[START DOCUMENT SECTION]

Skip to main content

report rendering workflow

Project description

Introduction

A typical data analysis will consist of many stages requiring computation and presentation of results. Consider the following two stage data analysis using Rmarkdown (quality control followed by data modelling):

|-- input/raw_data.csv
|-- code
│   |-- QC.Rmd
│   |-- model.Rmd
|-- output/QC/QC_data.csv
|-- report/out_md
|   |-- _site.yml
|   |-- QC.md
|   |-- model.md
|-- report/out_html
|   |-- QC.html
|   |-- model.html

The steps required for this analysis could be exhaustively defined as:

raw_data.csv is input to QC.Rmd which produces QC.md and QC_data.csv. QC_data.csv is input to model.Rmd which produces model.md. _site.yml is used to render QC.md and model.md into QC.html and model.html pages.

Using a workflow execution tool one can efficiently execute the commands needed to accomplish this workflow. However, it would be easier on the analyst to reduce the workflow to the following definition:

QC.Rmd must run before model.Rmd

This simplified workflow can be expanded into the concrete computational tasks needed to build the final website. Tasks such as defining the rendering commands and the website layout get in the way of the data analysis.

scikick

scikick is a command-line-tool for connecting data analysis pages with simple commands inspired by git. The workflow will execute to build a website of results from a set of R/Rmarkdown files. Users can specify ordering of the execution such that some pages will be run before others.

Features

  • Commands inspired by git for configuring the workflow: sk init, sk add, sk status, sk del, sk mv.
  • Automated website design (from directory structure of .Rmd files)
  • Collects page metadata (session info, page runtime, git history)

[END DOCUMENT SECTION]
[START PROVIDED RECORDS]

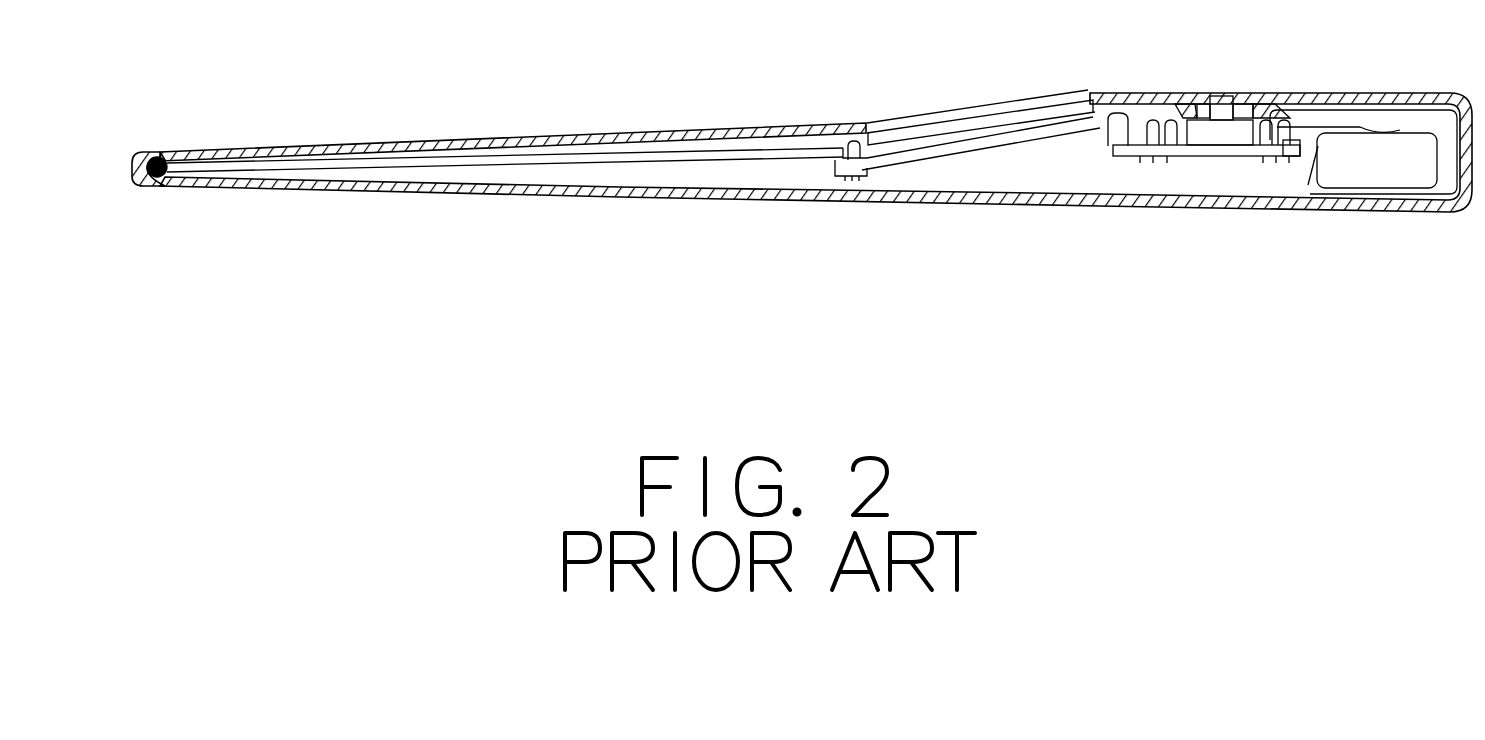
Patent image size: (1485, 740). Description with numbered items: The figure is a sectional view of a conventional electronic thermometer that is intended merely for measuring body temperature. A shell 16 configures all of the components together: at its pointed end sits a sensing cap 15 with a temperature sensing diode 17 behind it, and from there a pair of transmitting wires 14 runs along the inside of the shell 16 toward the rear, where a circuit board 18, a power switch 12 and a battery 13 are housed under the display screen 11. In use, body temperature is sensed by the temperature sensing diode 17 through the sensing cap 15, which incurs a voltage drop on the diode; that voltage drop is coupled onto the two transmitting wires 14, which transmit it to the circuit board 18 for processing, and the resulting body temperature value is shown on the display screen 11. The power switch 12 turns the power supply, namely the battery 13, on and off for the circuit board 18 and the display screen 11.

The display screen 11 is at (978, 128).
The power switch 12 is at (1224, 100).
The battery 13 is at (1393, 182).
The transmitting wires 14 is at (515, 152).
The sensing cap 15 is at (152, 159).
The shell 16 is at (671, 197).
The temperature sensing diode 17 is at (164, 185).
The circuit board 18 is at (1217, 156).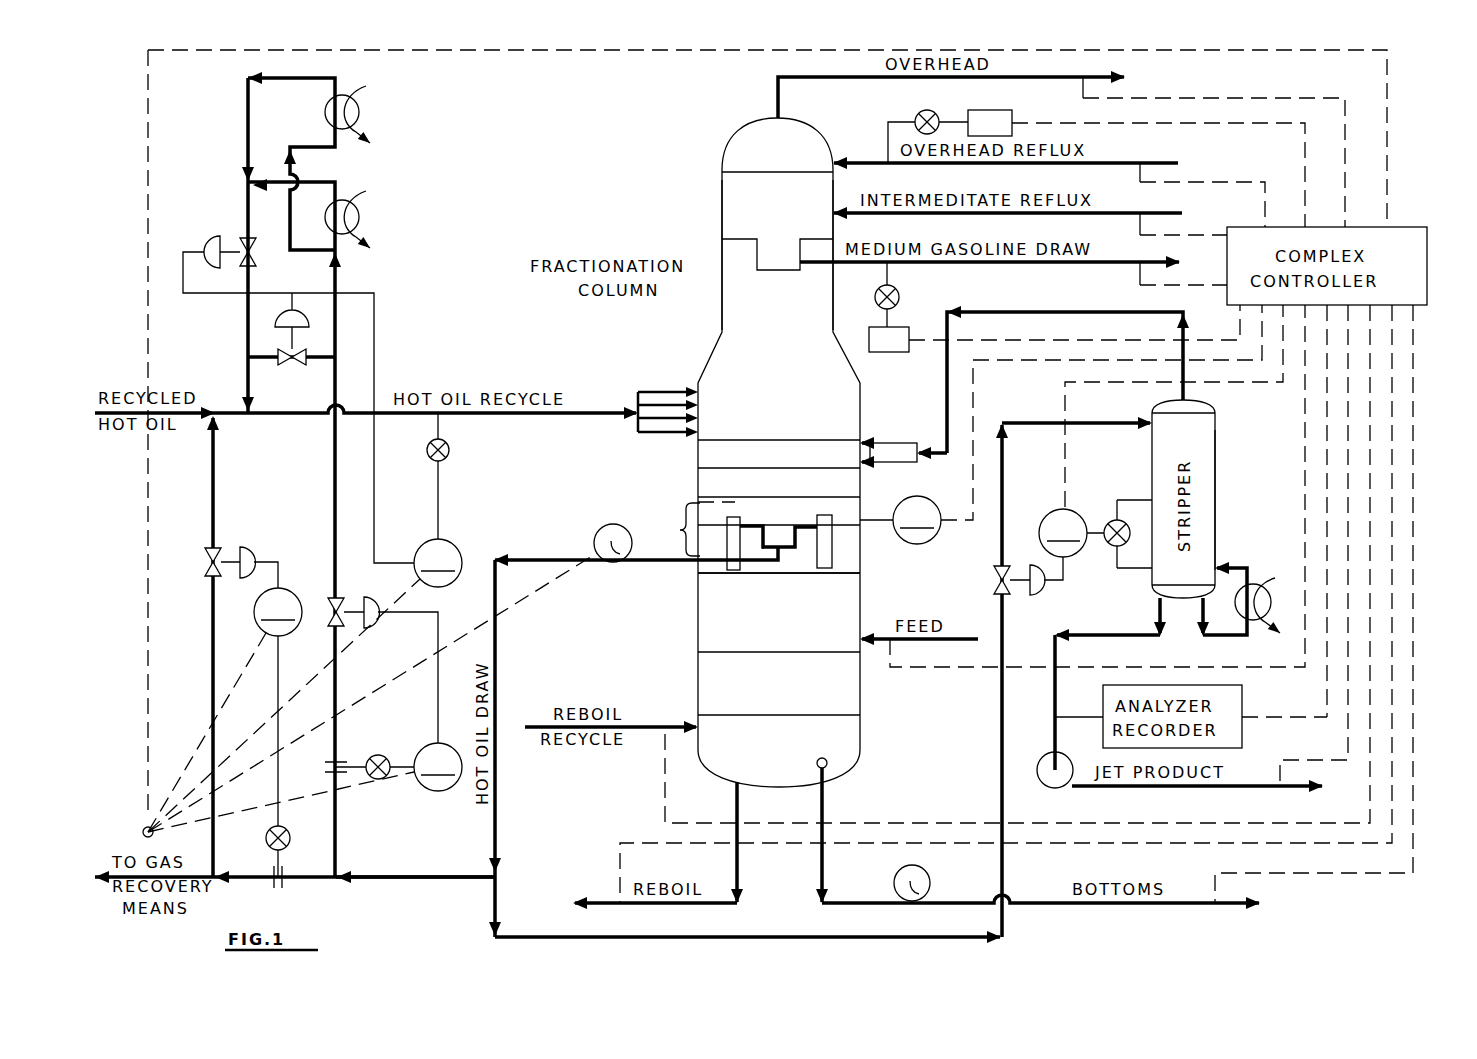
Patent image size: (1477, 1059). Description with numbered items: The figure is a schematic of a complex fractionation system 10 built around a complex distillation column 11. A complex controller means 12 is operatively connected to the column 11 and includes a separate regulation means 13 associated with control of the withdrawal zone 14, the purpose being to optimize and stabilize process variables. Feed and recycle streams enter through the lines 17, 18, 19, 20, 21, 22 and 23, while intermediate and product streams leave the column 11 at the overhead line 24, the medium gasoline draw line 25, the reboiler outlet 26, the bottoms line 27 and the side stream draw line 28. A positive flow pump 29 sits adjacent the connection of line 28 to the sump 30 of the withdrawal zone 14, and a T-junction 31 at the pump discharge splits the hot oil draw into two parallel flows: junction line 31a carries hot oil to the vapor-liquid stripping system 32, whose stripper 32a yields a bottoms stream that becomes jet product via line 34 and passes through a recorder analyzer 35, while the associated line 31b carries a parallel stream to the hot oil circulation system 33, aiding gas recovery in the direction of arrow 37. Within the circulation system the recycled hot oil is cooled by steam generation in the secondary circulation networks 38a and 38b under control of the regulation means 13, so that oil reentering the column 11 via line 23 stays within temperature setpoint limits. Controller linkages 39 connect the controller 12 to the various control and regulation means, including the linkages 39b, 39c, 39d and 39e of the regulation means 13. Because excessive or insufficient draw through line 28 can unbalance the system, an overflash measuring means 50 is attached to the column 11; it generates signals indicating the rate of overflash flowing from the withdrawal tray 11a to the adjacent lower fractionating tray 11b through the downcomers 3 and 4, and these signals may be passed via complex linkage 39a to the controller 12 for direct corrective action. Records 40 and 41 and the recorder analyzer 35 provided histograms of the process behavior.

The downcomer 3 is at (826, 569).
The downcomer 4 is at (735, 571).
The complex fractionation system 10 is at (697, 200).
The complex distillation column 11 is at (720, 330).
The withdrawal tray 11a is at (805, 527).
The lower fractionating tray 11b is at (765, 575).
The complex controller means 12 is at (1405, 226).
The regulation means 13 is at (487, 542).
The withdrawal zone 14 is at (679, 530).
The feed line 17 is at (961, 637).
The reboil recycle line 18 is at (651, 722).
The recycle line 19 is at (893, 442).
The recycle line 20 is at (894, 464).
The overhead reflux line 21 is at (1165, 163).
The intermediate reflux line 22 is at (1040, 214).
The hot oil recycle line 23 is at (527, 416).
The overhead line 24 is at (776, 95).
The medium gasoline draw line 25 is at (947, 268).
The reboiler outlet 26 is at (604, 902).
The bottoms line 27 is at (857, 902).
The side stream draw line 28 is at (657, 565).
The positive flow pump 29 is at (607, 525).
The sump 30 is at (791, 549).
The T-junction 31 is at (500, 877).
The junction line 31a is at (790, 935).
The associated line 31b is at (432, 873).
The vapor-liquid stripping system 32 is at (1135, 470).
The stripper 32a is at (1216, 487).
The hot oil circulation system 33 is at (212, 378).
The jet product line 34 is at (1098, 634).
The recorder analyzer 35 is at (1242, 701).
The arrow 37 is at (310, 903).
The secondary circulation network 38a is at (291, 537).
The secondary circulation network 38b is at (393, 208).
The controller linkages 39 is at (1330, 437).
The complex linkage 39a is at (975, 478).
The linkage 39b is at (262, 652).
The linkage 39c is at (325, 668).
The linkage 39d is at (395, 678).
The linkage 39e is at (350, 790).
The recorder 40 is at (1015, 112).
The recorder 41 is at (891, 354).
The overflash measuring means 50 is at (887, 547).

[END PROVIDED RECORDS]

Rewrite the stretch of the project description from "QC.Rmd must run" through "run before others.", replacing "website" with "site". Use only the project description to do this.

QC.Rmd must run before model.Rmd

This simplified workflow can be expanded into the concrete computational tasks needed to build the final site. Tasks such as defining the rendering commands and the site layout get in the way of the data analysis.

scikick

scikick is a command-line-tool for connecting data analysis pages with simple commands inspired by git. The workflow will execute to build a site of results from a set of R/Rmarkdown files. Users can specify ordering of the execution such that some pages will be run before others.